__Exercise goal__: Give back, unchanged, each line from the one containing "Transcribe this image's" through the last line of the entries below.
-- start Data section --
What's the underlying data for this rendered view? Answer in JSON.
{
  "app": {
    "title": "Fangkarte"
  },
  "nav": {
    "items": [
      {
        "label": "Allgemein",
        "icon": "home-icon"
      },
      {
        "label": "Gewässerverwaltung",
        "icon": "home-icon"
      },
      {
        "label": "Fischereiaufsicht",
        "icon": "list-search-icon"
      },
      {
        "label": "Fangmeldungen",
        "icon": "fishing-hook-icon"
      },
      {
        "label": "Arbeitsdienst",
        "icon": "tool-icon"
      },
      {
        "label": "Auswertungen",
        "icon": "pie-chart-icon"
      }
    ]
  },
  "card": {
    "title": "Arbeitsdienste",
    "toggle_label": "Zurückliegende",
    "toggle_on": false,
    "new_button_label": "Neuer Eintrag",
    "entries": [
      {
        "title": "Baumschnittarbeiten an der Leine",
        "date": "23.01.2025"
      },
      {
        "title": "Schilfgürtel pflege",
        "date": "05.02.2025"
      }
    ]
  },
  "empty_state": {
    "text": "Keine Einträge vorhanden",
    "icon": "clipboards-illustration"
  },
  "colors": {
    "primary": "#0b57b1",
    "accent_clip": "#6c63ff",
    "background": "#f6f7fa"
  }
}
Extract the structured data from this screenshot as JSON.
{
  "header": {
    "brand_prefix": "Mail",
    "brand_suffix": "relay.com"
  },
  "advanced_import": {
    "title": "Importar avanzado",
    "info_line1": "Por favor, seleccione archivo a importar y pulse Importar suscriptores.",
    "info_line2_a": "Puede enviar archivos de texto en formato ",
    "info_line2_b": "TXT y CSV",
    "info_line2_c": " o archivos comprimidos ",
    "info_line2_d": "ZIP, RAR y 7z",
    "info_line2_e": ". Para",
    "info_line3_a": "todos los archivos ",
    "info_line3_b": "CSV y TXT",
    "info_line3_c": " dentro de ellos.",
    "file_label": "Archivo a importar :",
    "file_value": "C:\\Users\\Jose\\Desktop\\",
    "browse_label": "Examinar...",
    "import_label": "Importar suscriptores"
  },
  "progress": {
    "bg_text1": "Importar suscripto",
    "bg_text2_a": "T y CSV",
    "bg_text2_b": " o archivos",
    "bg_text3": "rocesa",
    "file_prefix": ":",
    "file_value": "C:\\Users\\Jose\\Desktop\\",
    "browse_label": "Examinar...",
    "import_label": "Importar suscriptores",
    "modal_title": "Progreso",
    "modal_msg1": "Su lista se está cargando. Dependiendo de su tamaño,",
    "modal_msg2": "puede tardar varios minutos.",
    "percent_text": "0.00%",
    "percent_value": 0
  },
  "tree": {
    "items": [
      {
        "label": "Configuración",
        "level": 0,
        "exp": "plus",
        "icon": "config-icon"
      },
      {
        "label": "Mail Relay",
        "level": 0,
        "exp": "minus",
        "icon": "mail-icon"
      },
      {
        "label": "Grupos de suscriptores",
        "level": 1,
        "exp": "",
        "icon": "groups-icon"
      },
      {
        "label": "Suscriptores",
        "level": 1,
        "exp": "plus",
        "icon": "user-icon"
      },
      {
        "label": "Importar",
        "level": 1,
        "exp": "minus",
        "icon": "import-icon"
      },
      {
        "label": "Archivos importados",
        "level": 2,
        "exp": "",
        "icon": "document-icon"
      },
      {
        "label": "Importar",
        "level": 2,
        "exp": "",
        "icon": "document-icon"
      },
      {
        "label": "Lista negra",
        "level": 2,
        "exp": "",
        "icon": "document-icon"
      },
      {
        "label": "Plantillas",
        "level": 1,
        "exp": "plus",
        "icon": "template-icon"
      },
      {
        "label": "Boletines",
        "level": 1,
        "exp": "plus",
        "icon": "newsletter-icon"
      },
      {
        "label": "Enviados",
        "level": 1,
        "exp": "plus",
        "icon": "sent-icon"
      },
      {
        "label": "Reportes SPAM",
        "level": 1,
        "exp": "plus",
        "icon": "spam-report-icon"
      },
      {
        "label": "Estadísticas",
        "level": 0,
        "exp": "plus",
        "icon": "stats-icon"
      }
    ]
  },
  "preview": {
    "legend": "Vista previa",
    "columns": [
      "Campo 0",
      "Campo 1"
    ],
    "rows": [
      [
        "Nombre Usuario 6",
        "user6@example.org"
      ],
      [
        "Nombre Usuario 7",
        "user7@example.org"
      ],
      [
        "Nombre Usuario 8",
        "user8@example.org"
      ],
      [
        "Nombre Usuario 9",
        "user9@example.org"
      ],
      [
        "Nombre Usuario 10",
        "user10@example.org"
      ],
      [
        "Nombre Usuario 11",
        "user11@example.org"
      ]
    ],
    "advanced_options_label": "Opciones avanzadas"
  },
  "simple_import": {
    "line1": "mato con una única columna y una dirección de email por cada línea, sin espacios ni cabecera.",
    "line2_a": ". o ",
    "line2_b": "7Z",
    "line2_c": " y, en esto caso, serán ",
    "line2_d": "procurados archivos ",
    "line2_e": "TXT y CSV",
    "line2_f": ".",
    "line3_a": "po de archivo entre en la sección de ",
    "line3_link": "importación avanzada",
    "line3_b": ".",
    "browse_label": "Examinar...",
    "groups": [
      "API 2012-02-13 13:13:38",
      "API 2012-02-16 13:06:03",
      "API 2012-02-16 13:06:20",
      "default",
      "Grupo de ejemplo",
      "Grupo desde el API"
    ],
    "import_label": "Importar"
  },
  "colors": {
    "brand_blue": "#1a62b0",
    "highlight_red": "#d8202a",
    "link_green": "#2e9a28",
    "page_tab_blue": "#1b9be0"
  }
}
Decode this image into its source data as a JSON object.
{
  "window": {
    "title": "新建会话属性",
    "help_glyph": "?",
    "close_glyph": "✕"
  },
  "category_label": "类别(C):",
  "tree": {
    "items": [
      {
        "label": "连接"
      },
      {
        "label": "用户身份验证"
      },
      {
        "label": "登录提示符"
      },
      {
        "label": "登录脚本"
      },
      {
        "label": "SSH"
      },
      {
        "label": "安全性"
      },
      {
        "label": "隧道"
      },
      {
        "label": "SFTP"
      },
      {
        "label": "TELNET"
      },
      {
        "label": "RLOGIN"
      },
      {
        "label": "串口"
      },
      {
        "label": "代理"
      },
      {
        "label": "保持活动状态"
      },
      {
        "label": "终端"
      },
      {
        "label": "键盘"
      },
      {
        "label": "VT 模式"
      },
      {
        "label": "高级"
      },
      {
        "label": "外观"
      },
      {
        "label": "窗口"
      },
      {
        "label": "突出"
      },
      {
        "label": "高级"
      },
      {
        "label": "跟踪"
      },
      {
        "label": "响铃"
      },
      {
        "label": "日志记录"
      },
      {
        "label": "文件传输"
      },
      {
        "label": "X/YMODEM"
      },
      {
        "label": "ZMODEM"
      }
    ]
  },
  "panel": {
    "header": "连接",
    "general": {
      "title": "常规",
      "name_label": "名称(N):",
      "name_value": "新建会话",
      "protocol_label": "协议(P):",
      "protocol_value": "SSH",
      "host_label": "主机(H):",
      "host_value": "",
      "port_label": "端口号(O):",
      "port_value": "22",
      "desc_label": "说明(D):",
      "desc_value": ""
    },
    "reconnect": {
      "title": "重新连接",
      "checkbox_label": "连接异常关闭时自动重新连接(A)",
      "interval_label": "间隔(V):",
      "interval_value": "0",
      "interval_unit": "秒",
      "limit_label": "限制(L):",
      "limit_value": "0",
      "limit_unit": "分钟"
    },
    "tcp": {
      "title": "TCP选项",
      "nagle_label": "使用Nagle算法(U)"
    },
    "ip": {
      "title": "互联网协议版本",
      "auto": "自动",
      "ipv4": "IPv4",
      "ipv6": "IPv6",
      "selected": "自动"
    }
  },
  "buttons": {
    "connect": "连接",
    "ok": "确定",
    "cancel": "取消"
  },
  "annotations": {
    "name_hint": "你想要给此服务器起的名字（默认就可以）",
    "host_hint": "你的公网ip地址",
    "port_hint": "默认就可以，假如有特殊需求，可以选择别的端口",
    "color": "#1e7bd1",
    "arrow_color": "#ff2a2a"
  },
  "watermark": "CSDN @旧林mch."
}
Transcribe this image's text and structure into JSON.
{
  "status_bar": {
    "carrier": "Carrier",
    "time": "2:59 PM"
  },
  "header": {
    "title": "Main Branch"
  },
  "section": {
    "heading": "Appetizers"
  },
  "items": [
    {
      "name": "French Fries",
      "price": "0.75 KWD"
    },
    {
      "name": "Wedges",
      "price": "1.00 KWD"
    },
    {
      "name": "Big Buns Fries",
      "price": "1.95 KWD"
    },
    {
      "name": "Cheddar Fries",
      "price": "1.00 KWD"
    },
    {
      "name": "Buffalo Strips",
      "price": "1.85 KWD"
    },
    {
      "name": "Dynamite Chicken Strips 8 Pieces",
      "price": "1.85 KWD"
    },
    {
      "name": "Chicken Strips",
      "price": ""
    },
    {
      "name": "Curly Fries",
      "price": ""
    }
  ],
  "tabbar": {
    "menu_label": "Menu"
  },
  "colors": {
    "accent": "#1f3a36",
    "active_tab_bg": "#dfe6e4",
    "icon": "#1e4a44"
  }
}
-- end Data section --
__Task solution__:
Transcribe this image's text and structure into JSON.
{
  "status_bar": {
    "carrier": "Carrier",
    "time": "2:59 PM"
  },
  "header": {
    "title": "Main Branch"
  },
  "section": {
    "heading": "Appetizers"
  },
  "items": [
    {
      "name": "French Fries",
      "price": "0.75 KWD"
    },
    {
      "name": "Wedges",
      "price": "1.00 KWD"
    },
    {
      "name": "Big Buns Fries",
      "price": "1.95 KWD"
    },
    {
      "name": "Cheddar Fries",
      "price": "1.00 KWD"
    },
    {
      "name": "Buffalo Strips",
      "price": "1.85 KWD"
    },
    {
      "name": "Dynamite Chicken Strips 8 Pieces",
      "price": "1.85 KWD"
    },
    {
      "name": "Chicken Strips",
      "price": ""
    },
    {
      "name": "Curly Fries",
      "price": ""
    }
  ],
  "tabbar": {
    "menu_label": "Menu"
  },
  "colors": {
    "accent": "#1f3a36",
    "active_tab_bg": "#dfe6e4",
    "icon": "#1e4a44"
  }
}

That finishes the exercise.